◆ Records provided
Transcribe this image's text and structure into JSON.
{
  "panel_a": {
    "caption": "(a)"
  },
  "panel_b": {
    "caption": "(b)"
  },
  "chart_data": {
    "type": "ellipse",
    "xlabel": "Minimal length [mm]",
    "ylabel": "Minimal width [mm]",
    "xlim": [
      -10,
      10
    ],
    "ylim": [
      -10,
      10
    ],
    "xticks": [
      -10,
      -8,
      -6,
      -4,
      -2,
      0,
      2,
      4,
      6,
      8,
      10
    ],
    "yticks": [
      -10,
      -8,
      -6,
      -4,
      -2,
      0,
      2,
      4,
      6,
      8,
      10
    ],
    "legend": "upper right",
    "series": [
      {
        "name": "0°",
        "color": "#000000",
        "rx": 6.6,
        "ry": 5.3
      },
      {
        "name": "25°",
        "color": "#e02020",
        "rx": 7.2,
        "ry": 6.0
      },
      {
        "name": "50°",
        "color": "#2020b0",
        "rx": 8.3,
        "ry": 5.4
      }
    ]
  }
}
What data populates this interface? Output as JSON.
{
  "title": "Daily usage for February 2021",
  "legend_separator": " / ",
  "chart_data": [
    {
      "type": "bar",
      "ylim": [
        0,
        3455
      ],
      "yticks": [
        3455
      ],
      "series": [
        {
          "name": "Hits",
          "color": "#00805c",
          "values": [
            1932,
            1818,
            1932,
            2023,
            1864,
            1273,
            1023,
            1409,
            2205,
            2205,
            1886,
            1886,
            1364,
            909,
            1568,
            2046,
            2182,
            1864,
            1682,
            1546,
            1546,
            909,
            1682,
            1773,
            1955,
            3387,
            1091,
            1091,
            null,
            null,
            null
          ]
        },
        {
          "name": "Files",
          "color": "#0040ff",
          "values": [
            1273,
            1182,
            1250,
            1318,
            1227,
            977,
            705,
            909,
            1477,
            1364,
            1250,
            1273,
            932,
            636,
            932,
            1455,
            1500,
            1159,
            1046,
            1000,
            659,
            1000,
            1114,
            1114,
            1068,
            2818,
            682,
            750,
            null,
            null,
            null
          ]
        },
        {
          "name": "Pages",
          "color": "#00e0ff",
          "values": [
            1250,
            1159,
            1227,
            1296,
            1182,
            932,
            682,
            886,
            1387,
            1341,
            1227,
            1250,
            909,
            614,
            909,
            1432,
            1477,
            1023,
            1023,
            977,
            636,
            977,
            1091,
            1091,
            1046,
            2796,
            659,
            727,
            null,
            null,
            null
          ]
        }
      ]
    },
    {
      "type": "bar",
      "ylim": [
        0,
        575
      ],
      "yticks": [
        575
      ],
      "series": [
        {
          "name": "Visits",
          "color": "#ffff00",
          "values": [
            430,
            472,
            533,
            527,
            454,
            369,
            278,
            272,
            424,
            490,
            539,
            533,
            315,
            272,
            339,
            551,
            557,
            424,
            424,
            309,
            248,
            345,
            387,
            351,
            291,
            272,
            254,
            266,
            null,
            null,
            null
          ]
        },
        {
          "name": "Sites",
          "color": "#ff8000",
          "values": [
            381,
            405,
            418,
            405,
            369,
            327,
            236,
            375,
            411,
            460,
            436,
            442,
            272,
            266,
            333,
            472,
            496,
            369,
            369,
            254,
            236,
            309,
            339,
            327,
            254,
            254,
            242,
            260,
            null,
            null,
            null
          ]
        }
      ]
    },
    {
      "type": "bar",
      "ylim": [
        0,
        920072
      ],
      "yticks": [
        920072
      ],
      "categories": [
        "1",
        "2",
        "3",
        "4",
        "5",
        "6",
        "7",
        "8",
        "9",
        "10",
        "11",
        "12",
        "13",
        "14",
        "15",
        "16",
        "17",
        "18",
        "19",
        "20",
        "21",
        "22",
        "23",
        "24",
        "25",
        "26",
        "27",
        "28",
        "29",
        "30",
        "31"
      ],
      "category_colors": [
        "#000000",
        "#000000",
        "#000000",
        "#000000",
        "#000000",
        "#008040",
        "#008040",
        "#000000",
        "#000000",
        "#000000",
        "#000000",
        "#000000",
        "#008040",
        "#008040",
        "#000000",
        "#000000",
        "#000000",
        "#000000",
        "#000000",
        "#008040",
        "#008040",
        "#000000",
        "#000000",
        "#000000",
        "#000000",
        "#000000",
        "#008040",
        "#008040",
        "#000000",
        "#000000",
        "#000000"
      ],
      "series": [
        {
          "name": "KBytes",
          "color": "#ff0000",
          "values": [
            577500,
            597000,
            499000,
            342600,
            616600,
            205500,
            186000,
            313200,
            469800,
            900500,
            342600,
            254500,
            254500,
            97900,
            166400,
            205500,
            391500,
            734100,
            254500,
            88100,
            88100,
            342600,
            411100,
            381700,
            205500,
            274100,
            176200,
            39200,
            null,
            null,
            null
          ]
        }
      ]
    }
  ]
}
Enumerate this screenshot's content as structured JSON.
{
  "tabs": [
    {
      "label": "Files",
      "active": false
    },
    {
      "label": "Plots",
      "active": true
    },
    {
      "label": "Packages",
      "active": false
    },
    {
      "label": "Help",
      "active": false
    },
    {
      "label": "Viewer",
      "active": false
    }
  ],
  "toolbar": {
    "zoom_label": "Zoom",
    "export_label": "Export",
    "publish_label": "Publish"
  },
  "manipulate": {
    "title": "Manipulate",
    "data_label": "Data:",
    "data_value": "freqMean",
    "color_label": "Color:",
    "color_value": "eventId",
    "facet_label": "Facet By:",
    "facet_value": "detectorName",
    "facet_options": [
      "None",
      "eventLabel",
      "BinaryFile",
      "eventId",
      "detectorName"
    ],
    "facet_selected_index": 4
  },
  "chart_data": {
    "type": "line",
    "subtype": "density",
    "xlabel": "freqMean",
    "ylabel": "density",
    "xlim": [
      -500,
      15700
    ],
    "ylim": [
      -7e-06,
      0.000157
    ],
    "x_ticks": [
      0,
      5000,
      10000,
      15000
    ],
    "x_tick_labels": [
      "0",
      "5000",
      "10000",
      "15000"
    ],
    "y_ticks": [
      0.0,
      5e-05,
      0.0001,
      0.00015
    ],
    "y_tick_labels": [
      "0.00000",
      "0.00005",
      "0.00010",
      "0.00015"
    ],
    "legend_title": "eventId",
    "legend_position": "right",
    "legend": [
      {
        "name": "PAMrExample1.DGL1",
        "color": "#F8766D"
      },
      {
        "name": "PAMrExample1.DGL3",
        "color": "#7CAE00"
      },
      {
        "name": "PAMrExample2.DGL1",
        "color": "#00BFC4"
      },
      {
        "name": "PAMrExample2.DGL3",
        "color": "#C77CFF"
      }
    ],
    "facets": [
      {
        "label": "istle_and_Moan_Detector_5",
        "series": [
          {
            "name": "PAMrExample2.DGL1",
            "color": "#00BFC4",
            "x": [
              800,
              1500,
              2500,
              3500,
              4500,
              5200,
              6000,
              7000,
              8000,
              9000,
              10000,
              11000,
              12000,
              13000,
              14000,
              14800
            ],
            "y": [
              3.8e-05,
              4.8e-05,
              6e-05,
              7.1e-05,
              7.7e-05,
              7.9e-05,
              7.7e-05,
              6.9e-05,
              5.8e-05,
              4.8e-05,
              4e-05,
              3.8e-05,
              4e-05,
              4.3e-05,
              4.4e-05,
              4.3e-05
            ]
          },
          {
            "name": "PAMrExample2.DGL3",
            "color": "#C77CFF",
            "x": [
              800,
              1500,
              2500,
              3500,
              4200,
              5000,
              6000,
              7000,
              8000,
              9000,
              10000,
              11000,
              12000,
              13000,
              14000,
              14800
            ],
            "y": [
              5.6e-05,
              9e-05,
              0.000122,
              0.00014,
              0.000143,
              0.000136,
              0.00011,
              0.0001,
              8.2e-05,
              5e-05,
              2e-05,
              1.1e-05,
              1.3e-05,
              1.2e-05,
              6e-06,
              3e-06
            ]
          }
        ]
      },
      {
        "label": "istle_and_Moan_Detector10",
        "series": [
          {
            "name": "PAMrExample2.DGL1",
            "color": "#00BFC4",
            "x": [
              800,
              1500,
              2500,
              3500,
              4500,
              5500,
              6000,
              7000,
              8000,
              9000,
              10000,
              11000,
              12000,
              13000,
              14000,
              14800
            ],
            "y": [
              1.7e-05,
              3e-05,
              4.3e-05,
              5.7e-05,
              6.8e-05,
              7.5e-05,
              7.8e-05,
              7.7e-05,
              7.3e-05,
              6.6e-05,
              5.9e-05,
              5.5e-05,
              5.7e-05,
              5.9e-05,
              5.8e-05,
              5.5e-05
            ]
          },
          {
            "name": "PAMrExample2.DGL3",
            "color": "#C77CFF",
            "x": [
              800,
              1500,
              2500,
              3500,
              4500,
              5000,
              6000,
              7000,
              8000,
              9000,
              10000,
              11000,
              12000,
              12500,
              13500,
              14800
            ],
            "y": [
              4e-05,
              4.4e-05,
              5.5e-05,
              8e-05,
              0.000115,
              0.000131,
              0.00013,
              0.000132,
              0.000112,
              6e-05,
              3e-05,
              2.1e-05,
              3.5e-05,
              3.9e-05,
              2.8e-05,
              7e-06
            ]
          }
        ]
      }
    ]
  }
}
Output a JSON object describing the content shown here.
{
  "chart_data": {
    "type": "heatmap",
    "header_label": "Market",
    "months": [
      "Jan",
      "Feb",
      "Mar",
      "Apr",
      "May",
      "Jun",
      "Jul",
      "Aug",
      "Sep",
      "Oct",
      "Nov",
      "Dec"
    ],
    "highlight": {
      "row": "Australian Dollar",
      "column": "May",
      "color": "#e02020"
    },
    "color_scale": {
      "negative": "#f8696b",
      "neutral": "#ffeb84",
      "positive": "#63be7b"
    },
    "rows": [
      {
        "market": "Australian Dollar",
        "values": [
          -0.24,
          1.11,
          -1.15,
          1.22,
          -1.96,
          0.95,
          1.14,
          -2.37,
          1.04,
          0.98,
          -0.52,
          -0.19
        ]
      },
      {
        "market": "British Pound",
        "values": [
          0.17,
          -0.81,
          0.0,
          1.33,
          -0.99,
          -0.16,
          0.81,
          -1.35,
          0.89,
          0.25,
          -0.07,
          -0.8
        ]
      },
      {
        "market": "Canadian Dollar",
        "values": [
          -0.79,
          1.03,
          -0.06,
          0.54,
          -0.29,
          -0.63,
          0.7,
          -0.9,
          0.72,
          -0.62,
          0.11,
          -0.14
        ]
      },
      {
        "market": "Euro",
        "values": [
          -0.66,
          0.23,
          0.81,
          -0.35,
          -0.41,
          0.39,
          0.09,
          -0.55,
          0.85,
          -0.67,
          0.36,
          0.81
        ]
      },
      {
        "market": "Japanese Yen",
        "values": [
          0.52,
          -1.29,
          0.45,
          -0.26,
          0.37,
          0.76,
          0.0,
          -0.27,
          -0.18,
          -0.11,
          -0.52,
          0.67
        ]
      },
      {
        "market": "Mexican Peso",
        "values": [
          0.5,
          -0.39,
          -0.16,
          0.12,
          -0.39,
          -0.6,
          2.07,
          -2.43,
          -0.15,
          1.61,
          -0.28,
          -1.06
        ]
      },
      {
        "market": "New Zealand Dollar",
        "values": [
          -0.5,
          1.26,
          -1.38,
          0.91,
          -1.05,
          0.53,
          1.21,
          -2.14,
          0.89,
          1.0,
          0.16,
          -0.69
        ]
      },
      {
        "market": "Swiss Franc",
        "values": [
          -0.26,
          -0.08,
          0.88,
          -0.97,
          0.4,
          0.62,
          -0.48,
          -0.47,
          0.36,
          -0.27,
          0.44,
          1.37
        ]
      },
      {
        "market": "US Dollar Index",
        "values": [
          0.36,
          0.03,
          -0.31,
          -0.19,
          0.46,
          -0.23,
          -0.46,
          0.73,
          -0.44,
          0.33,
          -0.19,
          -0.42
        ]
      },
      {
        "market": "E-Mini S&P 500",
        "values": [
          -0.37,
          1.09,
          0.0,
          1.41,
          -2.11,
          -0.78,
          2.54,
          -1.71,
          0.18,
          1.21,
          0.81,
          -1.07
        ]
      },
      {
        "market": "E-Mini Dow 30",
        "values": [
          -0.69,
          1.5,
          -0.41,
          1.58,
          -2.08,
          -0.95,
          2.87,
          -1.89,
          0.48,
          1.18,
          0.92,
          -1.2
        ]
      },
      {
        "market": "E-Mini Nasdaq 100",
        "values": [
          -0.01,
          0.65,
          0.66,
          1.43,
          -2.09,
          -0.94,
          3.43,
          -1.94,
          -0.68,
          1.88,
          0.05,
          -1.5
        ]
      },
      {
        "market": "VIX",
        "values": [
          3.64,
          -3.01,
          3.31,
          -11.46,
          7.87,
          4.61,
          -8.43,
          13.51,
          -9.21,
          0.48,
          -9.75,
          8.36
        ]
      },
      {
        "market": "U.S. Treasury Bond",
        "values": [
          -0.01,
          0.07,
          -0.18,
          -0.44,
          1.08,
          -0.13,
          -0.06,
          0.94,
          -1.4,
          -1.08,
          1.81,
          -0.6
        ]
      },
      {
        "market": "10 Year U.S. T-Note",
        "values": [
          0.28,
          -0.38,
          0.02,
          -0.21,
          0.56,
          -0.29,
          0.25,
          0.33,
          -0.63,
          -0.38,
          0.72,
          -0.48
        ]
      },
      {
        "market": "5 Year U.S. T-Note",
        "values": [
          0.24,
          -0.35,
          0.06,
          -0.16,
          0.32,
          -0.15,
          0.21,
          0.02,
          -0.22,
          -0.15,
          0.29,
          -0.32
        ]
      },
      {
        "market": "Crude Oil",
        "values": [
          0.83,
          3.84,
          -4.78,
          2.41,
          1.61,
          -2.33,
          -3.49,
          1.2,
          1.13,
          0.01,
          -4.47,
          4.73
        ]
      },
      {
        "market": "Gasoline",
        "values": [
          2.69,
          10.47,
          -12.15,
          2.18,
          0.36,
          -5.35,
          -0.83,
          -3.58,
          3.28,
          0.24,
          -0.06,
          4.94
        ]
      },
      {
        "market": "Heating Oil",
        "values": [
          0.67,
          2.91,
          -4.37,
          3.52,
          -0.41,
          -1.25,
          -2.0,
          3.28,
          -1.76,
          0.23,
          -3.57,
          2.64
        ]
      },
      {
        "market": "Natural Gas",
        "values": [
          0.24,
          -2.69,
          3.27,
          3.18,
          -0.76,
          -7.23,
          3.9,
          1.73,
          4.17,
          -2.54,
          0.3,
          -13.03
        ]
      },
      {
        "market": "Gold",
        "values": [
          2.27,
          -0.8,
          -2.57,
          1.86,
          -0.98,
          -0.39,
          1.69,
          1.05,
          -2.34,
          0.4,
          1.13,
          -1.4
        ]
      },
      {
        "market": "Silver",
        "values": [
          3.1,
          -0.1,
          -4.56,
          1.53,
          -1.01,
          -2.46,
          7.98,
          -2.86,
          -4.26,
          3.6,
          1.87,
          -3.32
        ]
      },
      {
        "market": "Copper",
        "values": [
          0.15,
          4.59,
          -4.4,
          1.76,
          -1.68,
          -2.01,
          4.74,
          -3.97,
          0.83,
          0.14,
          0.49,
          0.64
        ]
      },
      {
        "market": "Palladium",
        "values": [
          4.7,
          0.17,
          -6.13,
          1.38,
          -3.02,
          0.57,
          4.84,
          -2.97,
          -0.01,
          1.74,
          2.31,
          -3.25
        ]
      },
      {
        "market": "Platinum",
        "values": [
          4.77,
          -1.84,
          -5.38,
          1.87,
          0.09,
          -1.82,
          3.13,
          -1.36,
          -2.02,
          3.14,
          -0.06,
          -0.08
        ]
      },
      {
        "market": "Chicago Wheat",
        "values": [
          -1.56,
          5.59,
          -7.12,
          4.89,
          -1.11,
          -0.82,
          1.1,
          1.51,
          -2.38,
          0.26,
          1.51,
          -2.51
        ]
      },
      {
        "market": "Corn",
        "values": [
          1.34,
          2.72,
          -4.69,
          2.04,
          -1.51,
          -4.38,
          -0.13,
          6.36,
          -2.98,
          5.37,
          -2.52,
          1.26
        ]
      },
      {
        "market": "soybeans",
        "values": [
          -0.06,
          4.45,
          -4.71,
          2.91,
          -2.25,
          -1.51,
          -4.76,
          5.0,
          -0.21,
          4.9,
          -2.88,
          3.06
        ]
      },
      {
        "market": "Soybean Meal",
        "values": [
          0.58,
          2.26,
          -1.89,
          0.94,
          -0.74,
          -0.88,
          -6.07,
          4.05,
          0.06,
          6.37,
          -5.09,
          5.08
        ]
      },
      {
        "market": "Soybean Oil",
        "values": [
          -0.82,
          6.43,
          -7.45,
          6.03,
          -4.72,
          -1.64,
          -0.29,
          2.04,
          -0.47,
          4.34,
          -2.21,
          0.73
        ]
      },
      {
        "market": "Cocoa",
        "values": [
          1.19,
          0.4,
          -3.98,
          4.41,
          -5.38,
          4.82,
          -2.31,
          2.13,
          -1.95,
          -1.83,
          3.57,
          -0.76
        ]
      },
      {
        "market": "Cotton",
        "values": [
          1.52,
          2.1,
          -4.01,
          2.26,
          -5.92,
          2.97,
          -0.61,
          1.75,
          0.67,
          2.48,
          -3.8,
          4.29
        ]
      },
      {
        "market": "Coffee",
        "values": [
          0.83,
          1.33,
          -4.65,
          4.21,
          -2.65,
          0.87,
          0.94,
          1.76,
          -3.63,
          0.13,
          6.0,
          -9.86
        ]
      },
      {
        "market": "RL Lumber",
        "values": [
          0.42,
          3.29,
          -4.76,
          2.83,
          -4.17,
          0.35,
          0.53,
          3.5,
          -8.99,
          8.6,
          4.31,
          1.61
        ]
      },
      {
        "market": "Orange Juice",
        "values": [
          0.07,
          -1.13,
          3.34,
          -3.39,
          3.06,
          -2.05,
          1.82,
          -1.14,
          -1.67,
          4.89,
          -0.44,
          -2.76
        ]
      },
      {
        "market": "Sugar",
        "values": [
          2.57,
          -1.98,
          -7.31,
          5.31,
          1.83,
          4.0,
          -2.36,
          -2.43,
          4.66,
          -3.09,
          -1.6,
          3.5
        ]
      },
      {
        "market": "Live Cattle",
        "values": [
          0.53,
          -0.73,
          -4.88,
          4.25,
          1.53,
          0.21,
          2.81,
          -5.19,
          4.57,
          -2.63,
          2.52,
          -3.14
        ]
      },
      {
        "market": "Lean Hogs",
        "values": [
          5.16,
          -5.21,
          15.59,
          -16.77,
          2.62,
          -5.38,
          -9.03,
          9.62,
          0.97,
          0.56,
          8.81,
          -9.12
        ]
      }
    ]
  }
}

◆ Given request
Go through the entries above and pull out each line with "Minimal" in it.

◆ Full response
    "xlabel": "Minimal length [mm]",
    "ylabel": "Minimal width [mm]",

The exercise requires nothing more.